> **WHAT IS REQUIRED**
Rewrite the passage on Samuel Marx between "Samuel Marx (born" and "the group's manager.", inclusive, with "vaudeville" changed to "radio".

> **SOURCE EXTRACT**
##########

Samuel Marx (born Simon Marx; October 23, 1859 – May 10, 1933) was the father of American entertainment group (the) Marx Brothers, stars of vaudeville, Broadway and film, and the husband of Minnie Marx, who served as the group's manager.

Life and family
According to his birth certificate, Marx was born as Simon Marx in Alsace, in France. Due to his place of birth, he was known as "Frenchie". His parents were Simon Marx and Johanna Haennchen Isaak; he came to the U.S. from France in 1880. He met Minnie in New York where he was working as a dance teacher. They married in 1884 and had six sons. Their first son, Manfred, born in 1885, died in infancy. The other children were Leonard (Chico), born in 1887, Adolph (Harpo) in 1888, Julius (Groucho) in 1890, Milton (Gummo) in 1892, and Herbert (Zeppo) in 1901. Marx was an excellent pinochle player, a game he taught to his two eldest sons.

##########

> **Stored items**
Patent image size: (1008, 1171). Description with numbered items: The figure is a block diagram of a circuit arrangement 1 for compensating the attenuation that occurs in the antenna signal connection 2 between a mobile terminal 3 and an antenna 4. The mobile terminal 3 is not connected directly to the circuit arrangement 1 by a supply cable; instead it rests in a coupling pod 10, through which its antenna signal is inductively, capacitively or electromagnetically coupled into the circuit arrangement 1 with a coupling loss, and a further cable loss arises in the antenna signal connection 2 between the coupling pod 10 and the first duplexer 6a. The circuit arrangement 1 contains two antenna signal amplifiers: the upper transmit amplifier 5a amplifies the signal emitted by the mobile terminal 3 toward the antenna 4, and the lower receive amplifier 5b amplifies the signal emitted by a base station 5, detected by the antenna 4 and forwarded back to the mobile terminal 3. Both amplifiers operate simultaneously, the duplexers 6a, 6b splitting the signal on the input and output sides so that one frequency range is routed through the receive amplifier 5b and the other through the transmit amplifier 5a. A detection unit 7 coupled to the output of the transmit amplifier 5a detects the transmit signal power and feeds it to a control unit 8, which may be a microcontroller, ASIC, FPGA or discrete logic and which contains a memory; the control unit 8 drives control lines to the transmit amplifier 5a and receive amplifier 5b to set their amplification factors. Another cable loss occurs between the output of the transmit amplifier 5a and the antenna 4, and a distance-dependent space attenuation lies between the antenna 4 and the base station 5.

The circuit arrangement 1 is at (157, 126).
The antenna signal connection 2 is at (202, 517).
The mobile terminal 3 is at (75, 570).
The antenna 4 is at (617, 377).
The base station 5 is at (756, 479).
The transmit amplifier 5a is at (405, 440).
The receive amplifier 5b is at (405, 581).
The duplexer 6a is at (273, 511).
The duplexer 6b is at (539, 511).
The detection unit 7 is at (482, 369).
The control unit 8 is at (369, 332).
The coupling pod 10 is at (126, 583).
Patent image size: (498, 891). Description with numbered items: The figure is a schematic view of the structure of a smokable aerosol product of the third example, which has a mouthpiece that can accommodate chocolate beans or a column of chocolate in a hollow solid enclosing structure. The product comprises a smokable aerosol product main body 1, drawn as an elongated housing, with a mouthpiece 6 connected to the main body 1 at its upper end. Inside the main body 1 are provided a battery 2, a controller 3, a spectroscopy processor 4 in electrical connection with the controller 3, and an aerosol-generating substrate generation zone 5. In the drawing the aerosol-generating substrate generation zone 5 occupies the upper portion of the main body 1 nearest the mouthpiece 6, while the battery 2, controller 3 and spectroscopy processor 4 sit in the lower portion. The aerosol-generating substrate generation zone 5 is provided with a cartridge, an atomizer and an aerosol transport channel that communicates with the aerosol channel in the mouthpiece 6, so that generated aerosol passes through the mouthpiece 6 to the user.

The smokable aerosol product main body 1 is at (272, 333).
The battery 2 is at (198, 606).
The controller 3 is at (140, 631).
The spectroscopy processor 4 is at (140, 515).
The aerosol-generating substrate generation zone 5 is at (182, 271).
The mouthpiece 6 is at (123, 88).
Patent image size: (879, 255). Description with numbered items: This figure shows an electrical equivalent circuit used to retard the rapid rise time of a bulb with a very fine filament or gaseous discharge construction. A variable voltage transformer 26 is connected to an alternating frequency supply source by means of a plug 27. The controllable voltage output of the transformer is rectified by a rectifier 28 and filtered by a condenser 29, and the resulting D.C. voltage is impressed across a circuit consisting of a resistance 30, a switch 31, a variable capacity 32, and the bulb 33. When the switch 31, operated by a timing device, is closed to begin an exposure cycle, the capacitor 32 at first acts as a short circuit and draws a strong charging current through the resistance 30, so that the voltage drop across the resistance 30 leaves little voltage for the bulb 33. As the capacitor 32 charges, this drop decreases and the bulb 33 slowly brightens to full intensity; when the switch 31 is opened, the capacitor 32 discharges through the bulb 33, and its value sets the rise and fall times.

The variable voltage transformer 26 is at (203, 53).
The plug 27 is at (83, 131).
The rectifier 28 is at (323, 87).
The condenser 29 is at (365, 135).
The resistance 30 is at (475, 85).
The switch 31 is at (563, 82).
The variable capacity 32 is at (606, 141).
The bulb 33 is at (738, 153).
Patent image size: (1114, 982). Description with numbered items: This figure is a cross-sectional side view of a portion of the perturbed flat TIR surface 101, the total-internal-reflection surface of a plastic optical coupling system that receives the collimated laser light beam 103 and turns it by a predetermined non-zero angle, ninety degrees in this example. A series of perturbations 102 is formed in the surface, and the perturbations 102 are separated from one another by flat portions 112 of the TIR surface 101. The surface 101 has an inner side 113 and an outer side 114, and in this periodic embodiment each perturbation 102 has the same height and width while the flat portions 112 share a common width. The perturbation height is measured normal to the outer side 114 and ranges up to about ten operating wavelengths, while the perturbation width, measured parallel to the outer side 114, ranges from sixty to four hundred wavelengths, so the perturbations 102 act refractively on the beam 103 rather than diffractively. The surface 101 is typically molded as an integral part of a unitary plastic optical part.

##########

> **PROBLEM SOLUTION**
Samuel Marx (born Simon Marx; October 23, 1859 – May 10, 1933) was the father of American entertainment group (the) Marx Brothers, stars of radio, Broadway and film, and the husband of Minnie Marx, who served as the group's manager.